GIVEN PROBLEM: From the listing that follows, extract every line and set it down unaltered.
== EXTRACTED RECORDS ==
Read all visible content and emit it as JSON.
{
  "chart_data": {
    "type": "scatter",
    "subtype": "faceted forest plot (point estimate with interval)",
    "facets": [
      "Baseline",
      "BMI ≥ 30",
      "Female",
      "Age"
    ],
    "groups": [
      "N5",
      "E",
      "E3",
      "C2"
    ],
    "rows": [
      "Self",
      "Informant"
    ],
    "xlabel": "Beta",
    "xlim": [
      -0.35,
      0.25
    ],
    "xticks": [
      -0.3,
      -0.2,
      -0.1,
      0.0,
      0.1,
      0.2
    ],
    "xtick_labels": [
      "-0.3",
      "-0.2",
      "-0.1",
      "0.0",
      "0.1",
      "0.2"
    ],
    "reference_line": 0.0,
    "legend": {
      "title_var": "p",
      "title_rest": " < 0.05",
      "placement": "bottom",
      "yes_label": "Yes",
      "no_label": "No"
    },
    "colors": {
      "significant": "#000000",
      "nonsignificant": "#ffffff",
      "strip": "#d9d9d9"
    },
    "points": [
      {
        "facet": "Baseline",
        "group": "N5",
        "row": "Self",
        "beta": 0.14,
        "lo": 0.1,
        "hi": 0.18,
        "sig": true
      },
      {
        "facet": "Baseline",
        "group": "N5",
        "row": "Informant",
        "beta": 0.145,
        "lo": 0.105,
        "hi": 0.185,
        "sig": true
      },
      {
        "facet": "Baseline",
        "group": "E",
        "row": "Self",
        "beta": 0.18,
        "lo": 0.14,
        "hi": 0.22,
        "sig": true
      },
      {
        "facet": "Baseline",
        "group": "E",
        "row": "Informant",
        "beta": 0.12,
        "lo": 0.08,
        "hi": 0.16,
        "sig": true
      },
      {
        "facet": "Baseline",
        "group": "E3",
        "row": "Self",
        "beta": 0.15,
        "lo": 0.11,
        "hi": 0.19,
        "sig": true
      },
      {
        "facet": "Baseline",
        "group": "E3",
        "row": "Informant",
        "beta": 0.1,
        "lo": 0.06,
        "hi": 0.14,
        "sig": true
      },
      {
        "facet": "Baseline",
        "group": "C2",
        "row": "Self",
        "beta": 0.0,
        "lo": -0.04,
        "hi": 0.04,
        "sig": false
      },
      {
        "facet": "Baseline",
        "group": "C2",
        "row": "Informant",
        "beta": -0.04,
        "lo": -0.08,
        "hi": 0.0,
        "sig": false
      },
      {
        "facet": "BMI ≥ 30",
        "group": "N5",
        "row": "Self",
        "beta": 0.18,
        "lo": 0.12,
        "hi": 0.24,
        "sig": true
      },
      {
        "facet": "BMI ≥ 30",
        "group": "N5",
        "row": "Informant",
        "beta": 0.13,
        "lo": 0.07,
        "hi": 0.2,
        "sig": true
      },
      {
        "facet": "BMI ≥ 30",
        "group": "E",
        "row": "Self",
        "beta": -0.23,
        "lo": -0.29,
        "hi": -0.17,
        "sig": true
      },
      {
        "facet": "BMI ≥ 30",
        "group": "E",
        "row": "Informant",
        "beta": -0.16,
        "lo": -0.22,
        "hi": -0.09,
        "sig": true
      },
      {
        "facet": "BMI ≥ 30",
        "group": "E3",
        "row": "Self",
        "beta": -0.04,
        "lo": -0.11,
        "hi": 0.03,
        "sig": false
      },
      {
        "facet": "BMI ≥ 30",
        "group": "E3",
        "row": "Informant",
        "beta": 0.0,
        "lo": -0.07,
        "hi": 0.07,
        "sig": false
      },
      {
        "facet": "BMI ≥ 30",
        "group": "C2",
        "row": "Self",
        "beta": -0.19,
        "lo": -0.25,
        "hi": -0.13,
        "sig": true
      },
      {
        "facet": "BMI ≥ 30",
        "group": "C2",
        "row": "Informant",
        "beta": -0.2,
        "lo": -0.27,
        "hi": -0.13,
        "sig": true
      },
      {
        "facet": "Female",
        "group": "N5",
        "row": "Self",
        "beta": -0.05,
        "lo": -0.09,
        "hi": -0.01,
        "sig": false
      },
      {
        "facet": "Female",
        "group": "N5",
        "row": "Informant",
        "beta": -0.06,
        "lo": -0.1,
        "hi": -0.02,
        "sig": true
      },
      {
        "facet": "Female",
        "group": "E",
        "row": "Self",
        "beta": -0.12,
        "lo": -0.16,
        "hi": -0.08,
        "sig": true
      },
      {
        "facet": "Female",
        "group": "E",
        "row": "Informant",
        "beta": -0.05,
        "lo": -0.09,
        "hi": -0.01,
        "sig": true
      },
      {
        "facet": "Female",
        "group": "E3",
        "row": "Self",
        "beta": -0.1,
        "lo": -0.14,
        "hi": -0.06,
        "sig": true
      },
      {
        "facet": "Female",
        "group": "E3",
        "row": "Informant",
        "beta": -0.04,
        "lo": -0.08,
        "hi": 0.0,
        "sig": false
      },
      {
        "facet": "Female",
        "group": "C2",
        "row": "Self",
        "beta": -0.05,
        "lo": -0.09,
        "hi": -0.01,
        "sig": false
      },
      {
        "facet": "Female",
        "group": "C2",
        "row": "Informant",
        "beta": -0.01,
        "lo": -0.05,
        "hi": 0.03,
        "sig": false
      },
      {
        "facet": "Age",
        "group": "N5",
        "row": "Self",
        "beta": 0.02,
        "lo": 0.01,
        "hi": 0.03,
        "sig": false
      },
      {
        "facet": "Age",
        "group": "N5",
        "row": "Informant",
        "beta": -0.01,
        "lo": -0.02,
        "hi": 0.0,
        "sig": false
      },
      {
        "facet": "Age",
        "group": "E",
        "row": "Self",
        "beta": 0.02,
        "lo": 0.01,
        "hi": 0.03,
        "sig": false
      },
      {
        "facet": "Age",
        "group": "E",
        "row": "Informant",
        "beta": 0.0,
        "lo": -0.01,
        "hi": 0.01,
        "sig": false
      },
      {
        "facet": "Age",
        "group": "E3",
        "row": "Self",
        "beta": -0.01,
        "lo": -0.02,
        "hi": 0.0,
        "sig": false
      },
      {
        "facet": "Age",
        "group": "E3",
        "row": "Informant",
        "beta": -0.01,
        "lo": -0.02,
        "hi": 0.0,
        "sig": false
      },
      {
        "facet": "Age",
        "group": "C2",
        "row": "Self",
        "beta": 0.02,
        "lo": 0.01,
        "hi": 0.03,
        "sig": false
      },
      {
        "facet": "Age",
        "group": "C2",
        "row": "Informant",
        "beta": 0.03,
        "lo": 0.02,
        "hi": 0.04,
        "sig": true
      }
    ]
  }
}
===
RIGHT ANSWER:
Read all visible content and emit it as JSON.
{
  "chart_data": {
    "type": "scatter",
    "subtype": "faceted forest plot (point estimate with interval)",
    "facets": [
      "Baseline",
      "BMI ≥ 30",
      "Female",
      "Age"
    ],
    "groups": [
      "N5",
      "E",
      "E3",
      "C2"
    ],
    "rows": [
      "Self",
      "Informant"
    ],
    "xlabel": "Beta",
    "xlim": [
      -0.35,
      0.25
    ],
    "xticks": [
      -0.3,
      -0.2,
      -0.1,
      0.0,
      0.1,
      0.2
    ],
    "xtick_labels": [
      "-0.3",
      "-0.2",
      "-0.1",
      "0.0",
      "0.1",
      "0.2"
    ],
    "reference_line": 0.0,
    "legend": {
      "title_var": "p",
      "title_rest": " < 0.05",
      "placement": "bottom",
      "yes_label": "Yes",
      "no_label": "No"
    },
    "colors": {
      "significant": "#000000",
      "nonsignificant": "#ffffff",
      "strip": "#d9d9d9"
    },
    "points": [
      {
        "facet": "Baseline",
        "group": "N5",
        "row": "Self",
        "beta": 0.14,
        "lo": 0.1,
        "hi": 0.18,
        "sig": true
      },
      {
        "facet": "Baseline",
        "group": "N5",
        "row": "Informant",
        "beta": 0.145,
        "lo": 0.105,
        "hi": 0.185,
        "sig": true
      },
      {
        "facet": "Baseline",
        "group": "E",
        "row": "Self",
        "beta": 0.18,
        "lo": 0.14,
        "hi": 0.22,
        "sig": true
      },
      {
        "facet": "Baseline",
        "group": "E",
        "row": "Informant",
        "beta": 0.12,
        "lo": 0.08,
        "hi": 0.16,
        "sig": true
      },
      {
        "facet": "Baseline",
        "group": "E3",
        "row": "Self",
        "beta": 0.15,
        "lo": 0.11,
        "hi": 0.19,
        "sig": true
      },
      {
        "facet": "Baseline",
        "group": "E3",
        "row": "Informant",
        "beta": 0.1,
        "lo": 0.06,
        "hi": 0.14,
        "sig": true
      },
      {
        "facet": "Baseline",
        "group": "C2",
        "row": "Self",
        "beta": 0.0,
        "lo": -0.04,
        "hi": 0.04,
        "sig": false
      },
      {
        "facet": "Baseline",
        "group": "C2",
        "row": "Informant",
        "beta": -0.04,
        "lo": -0.08,
        "hi": 0.0,
        "sig": false
      },
      {
        "facet": "BMI ≥ 30",
        "group": "N5",
        "row": "Self",
        "beta": 0.18,
        "lo": 0.12,
        "hi": 0.24,
        "sig": true
      },
      {
        "facet": "BMI ≥ 30",
        "group": "N5",
        "row": "Informant",
        "beta": 0.13,
        "lo": 0.07,
        "hi": 0.2,
        "sig": true
      },
      {
        "facet": "BMI ≥ 30",
        "group": "E",
        "row": "Self",
        "beta": -0.23,
        "lo": -0.29,
        "hi": -0.17,
        "sig": true
      },
      {
        "facet": "BMI ≥ 30",
        "group": "E",
        "row": "Informant",
        "beta": -0.16,
        "lo": -0.22,
        "hi": -0.09,
        "sig": true
      },
      {
        "facet": "BMI ≥ 30",
        "group": "E3",
        "row": "Self",
        "beta": -0.04,
        "lo": -0.11,
        "hi": 0.03,
        "sig": false
      },
      {
        "facet": "BMI ≥ 30",
        "group": "E3",
        "row": "Informant",
        "beta": 0.0,
        "lo": -0.07,
        "hi": 0.07,
        "sig": false
      },
      {
        "facet": "BMI ≥ 30",
        "group": "C2",
        "row": "Self",
        "beta": -0.19,
        "lo": -0.25,
        "hi": -0.13,
        "sig": true
      },
      {
        "facet": "BMI ≥ 30",
        "group": "C2",
        "row": "Informant",
        "beta": -0.2,
        "lo": -0.27,
        "hi": -0.13,
        "sig": true
      },
      {
        "facet": "Female",
        "group": "N5",
        "row": "Self",
        "beta": -0.05,
        "lo": -0.09,
        "hi": -0.01,
        "sig": false
      },
      {
        "facet": "Female",
        "group": "N5",
        "row": "Informant",
        "beta": -0.06,
        "lo": -0.1,
        "hi": -0.02,
        "sig": true
      },
      {
        "facet": "Female",
        "group": "E",
        "row": "Self",
        "beta": -0.12,
        "lo": -0.16,
        "hi": -0.08,
        "sig": true
      },
      {
        "facet": "Female",
        "group": "E",
        "row": "Informant",
        "beta": -0.05,
        "lo": -0.09,
        "hi": -0.01,
        "sig": true
      },
      {
        "facet": "Female",
        "group": "E3",
        "row": "Self",
        "beta": -0.1,
        "lo": -0.14,
        "hi": -0.06,
        "sig": true
      },
      {
        "facet": "Female",
        "group": "E3",
        "row": "Informant",
        "beta": -0.04,
        "lo": -0.08,
        "hi": 0.0,
        "sig": false
      },
      {
        "facet": "Female",
        "group": "C2",
        "row": "Self",
        "beta": -0.05,
        "lo": -0.09,
        "hi": -0.01,
        "sig": false
      },
      {
        "facet": "Female",
        "group": "C2",
        "row": "Informant",
        "beta": -0.01,
        "lo": -0.05,
        "hi": 0.03,
        "sig": false
      },
      {
        "facet": "Age",
        "group": "N5",
        "row": "Self",
        "beta": 0.02,
        "lo": 0.01,
        "hi": 0.03,
        "sig": false
      },
      {
        "facet": "Age",
        "group": "N5",
        "row": "Informant",
        "beta": -0.01,
        "lo": -0.02,
        "hi": 0.0,
        "sig": false
      },
      {
        "facet": "Age",
        "group": "E",
        "row": "Self",
        "beta": 0.02,
        "lo": 0.01,
        "hi": 0.03,
        "sig": false
      },
      {
        "facet": "Age",
        "group": "E",
        "row": "Informant",
        "beta": 0.0,
        "lo": -0.01,
        "hi": 0.01,
        "sig": false
      },
      {
        "facet": "Age",
        "group": "E3",
        "row": "Self",
        "beta": -0.01,
        "lo": -0.02,
        "hi": 0.0,
        "sig": false
      },
      {
        "facet": "Age",
        "group": "E3",
        "row": "Informant",
        "beta": -0.01,
        "lo": -0.02,
        "hi": 0.0,
        "sig": false
      },
      {
        "facet": "Age",
        "group": "C2",
        "row": "Self",
        "beta": 0.02,
        "lo": 0.01,
        "hi": 0.03,
        "sig": false
      },
      {
        "facet": "Age",
        "group": "C2",
        "row": "Informant",
        "beta": 0.03,
        "lo": 0.02,
        "hi": 0.04,
        "sig": true
      }
    ]
  }
}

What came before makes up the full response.